[Dataset rows for document pages]
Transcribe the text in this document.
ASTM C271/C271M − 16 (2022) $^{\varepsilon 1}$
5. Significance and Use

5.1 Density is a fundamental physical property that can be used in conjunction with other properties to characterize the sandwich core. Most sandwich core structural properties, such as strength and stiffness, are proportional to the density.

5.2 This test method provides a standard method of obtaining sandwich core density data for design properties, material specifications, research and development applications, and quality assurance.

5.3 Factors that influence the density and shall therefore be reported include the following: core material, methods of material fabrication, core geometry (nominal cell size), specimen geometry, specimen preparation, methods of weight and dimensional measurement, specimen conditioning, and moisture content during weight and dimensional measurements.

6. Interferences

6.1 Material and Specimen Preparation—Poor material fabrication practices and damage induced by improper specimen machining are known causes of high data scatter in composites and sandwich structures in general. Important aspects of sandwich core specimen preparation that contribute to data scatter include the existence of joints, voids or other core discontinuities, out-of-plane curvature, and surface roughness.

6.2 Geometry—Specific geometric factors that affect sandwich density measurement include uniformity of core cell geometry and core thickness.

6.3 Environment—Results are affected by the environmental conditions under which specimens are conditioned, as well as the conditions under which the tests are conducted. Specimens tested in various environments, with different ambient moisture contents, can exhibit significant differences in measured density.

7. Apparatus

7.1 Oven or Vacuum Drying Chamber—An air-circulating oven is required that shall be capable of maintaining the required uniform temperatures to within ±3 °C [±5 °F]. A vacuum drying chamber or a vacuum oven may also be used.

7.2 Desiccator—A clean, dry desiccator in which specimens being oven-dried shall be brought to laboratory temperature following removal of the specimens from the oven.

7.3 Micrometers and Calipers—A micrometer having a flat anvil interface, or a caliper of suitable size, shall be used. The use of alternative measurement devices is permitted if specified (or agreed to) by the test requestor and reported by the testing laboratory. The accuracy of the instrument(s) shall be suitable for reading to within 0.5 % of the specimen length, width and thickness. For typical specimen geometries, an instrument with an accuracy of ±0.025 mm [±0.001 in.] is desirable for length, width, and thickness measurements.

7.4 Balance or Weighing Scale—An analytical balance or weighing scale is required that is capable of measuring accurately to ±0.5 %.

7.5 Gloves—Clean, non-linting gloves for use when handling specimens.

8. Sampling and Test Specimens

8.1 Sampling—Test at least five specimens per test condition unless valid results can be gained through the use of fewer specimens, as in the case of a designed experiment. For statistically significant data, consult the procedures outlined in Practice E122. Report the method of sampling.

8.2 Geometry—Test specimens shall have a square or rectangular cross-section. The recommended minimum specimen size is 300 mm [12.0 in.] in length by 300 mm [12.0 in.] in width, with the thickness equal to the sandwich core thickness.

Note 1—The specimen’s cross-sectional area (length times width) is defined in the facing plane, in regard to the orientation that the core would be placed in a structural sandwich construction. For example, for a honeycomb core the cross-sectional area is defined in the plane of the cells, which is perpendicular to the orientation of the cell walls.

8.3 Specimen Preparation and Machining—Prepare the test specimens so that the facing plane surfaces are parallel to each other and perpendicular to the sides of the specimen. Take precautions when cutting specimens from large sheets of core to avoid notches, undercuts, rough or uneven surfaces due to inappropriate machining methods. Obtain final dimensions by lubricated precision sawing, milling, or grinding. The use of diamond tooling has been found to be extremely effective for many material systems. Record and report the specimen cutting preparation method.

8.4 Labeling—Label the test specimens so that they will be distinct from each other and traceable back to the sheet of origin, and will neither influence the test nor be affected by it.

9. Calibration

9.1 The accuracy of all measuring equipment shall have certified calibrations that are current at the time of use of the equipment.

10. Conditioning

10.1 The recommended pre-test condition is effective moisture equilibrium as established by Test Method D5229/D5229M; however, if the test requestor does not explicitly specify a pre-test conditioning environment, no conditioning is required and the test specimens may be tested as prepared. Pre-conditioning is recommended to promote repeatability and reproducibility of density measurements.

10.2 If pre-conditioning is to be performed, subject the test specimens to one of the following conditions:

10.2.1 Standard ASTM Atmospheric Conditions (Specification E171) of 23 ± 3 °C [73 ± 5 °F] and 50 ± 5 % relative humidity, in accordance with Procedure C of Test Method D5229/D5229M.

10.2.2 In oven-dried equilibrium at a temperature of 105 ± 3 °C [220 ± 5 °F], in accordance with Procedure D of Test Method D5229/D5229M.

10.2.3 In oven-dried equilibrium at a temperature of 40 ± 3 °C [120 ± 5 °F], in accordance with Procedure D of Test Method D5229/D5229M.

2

- [What you will do]: Reproduce the data. Match each line exactly.

- [Problem solution]:
Transcribe the text in this document.
ASTM C271/C271M − 16 (2022) $^{\varepsilon 1}$
5. Significance and Use

5.1 Density is a fundamental physical property that can be used in conjunction with other properties to characterize the sandwich core. Most sandwich core structural properties, such as strength and stiffness, are proportional to the density.

5.2 This test method provides a standard method of obtaining sandwich core density data for design properties, material specifications, research and development applications, and quality assurance.

5.3 Factors that influence the density and shall therefore be reported include the following: core material, methods of material fabrication, core geometry (nominal cell size), specimen geometry, specimen preparation, methods of weight and dimensional measurement, specimen conditioning, and moisture content during weight and dimensional measurements.

6. Interferences

6.1 Material and Specimen Preparation—Poor material fabrication practices and damage induced by improper specimen machining are known causes of high data scatter in composites and sandwich structures in general. Important aspects of sandwich core specimen preparation that contribute to data scatter include the existence of joints, voids or other core discontinuities, out-of-plane curvature, and surface roughness.

6.2 Geometry—Specific geometric factors that affect sandwich density measurement include uniformity of core cell geometry and core thickness.

6.3 Environment—Results are affected by the environmental conditions under which specimens are conditioned, as well as the conditions under which the tests are conducted. Specimens tested in various environments, with different ambient moisture contents, can exhibit significant differences in measured density.

7. Apparatus

7.1 Oven or Vacuum Drying Chamber—An air-circulating oven is required that shall be capable of maintaining the required uniform temperatures to within ±3 °C [±5 °F]. A vacuum drying chamber or a vacuum oven may also be used.

7.2 Desiccator—A clean, dry desiccator in which specimens being oven-dried shall be brought to laboratory temperature following removal of the specimens from the oven.

7.3 Micrometers and Calipers—A micrometer having a flat anvil interface, or a caliper of suitable size, shall be used. The use of alternative measurement devices is permitted if specified (or agreed to) by the test requestor and reported by the testing laboratory. The accuracy of the instrument(s) shall be suitable for reading to within 0.5 % of the specimen length, width and thickness. For typical specimen geometries, an instrument with an accuracy of ±0.025 mm [±0.001 in.] is desirable for length, width, and thickness measurements.

7.4 Balance or Weighing Scale—An analytical balance or weighing scale is required that is capable of measuring accurately to ±0.5 %.

7.5 Gloves—Clean, non-linting gloves for use when handling specimens.

8. Sampling and Test Specimens

8.1 Sampling—Test at least five specimens per test condition unless valid results can be gained through the use of fewer specimens, as in the case of a designed experiment. For statistically significant data, consult the procedures outlined in Practice E122. Report the method of sampling.

8.2 Geometry—Test specimens shall have a square or rectangular cross-section. The recommended minimum specimen size is 300 mm [12.0 in.] in length by 300 mm [12.0 in.] in width, with the thickness equal to the sandwich core thickness.

Note 1—The specimen’s cross-sectional area (length times width) is defined in the facing plane, in regard to the orientation that the core would be placed in a structural sandwich construction. For example, for a honeycomb core the cross-sectional area is defined in the plane of the cells, which is perpendicular to the orientation of the cell walls.

8.3 Specimen Preparation and Machining—Prepare the test specimens so that the facing plane surfaces are parallel to each other and perpendicular to the sides of the specimen. Take precautions when cutting specimens from large sheets of core to avoid notches, undercuts, rough or uneven surfaces due to inappropriate machining methods. Obtain final dimensions by lubricated precision sawing, milling, or grinding. The use of diamond tooling has been found to be extremely effective for many material systems. Record and report the specimen cutting preparation method.

8.4 Labeling—Label the test specimens so that they will be distinct from each other and traceable back to the sheet of origin, and will neither influence the test nor be affected by it.

9. Calibration

9.1 The accuracy of all measuring equipment shall have certified calibrations that are current at the time of use of the equipment.

10. Conditioning

10.1 The recommended pre-test condition is effective moisture equilibrium as established by Test Method D5229/D5229M; however, if the test requestor does not explicitly specify a pre-test conditioning environment, no conditioning is required and the test specimens may be tested as prepared. Pre-conditioning is recommended to promote repeatability and reproducibility of density measurements.

10.2 If pre-conditioning is to be performed, subject the test specimens to one of the following conditions:

10.2.1 Standard ASTM Atmospheric Conditions (Specification E171) of 23 ± 3 °C [73 ± 5 °F] and 50 ± 5 % relative humidity, in accordance with Procedure C of Test Method D5229/D5229M.

10.2.2 In oven-dried equilibrium at a temperature of 105 ± 3 °C [220 ± 5 °F], in accordance with Procedure D of Test Method D5229/D5229M.

10.2.3 In oven-dried equilibrium at a temperature of 40 ± 3 °C [120 ± 5 °F], in accordance with Procedure D of Test Method D5229/D5229M.

2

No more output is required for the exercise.